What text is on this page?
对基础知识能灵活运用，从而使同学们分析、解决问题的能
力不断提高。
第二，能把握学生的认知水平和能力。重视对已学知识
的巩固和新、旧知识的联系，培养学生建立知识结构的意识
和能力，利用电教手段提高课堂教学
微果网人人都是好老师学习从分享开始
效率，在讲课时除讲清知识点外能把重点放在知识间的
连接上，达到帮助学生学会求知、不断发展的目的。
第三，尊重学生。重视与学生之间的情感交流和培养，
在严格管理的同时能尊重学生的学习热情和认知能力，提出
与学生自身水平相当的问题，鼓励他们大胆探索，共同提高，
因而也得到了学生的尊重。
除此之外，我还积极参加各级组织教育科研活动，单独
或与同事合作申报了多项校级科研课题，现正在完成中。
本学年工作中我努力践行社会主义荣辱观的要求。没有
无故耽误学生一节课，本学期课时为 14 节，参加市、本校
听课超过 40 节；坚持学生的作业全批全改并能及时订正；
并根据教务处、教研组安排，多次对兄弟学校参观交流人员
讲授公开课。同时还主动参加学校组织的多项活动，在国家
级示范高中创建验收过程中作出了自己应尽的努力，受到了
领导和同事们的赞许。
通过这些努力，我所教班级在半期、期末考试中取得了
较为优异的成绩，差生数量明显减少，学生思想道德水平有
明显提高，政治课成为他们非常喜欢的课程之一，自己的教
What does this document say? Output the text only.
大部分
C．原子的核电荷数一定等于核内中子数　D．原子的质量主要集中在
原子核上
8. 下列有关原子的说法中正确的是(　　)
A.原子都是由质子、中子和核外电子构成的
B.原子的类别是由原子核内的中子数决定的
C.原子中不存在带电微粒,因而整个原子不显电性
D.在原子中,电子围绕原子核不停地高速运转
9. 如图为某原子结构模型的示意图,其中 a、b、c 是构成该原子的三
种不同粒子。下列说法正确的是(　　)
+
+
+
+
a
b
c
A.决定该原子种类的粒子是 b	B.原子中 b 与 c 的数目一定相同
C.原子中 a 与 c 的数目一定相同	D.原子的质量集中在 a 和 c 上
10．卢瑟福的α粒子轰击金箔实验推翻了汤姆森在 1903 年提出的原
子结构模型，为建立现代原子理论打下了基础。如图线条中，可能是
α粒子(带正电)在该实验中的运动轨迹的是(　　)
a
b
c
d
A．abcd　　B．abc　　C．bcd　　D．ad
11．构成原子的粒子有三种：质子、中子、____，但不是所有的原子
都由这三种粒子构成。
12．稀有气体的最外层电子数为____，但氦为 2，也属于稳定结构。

▶ Task prompt: Return the lines from the line containing "What does this" to the end of the entries above, exactly as they appear and with no other output.

▶ Expected answer:
What does this document say? Output the text only.
大部分
C．原子的核电荷数一定等于核内中子数　D．原子的质量主要集中在
原子核上
8. 下列有关原子的说法中正确的是(　　)
A.原子都是由质子、中子和核外电子构成的
B.原子的类别是由原子核内的中子数决定的
C.原子中不存在带电微粒,因而整个原子不显电性
D.在原子中,电子围绕原子核不停地高速运转
9. 如图为某原子结构模型的示意图,其中 a、b、c 是构成该原子的三
种不同粒子。下列说法正确的是(　　)
+
+
+
+
a
b
c
A.决定该原子种类的粒子是 b	B.原子中 b 与 c 的数目一定相同
C.原子中 a 与 c 的数目一定相同	D.原子的质量集中在 a 和 c 上
10．卢瑟福的α粒子轰击金箔实验推翻了汤姆森在 1903 年提出的原
子结构模型，为建立现代原子理论打下了基础。如图线条中，可能是
α粒子(带正电)在该实验中的运动轨迹的是(　　)
a
b
c
d
A．abcd　　B．abc　　C．bcd　　D．ad
11．构成原子的粒子有三种：质子、中子、____，但不是所有的原子
都由这三种粒子构成。
12．稀有气体的最外层电子数为____，但氦为 2，也属于稳定结构。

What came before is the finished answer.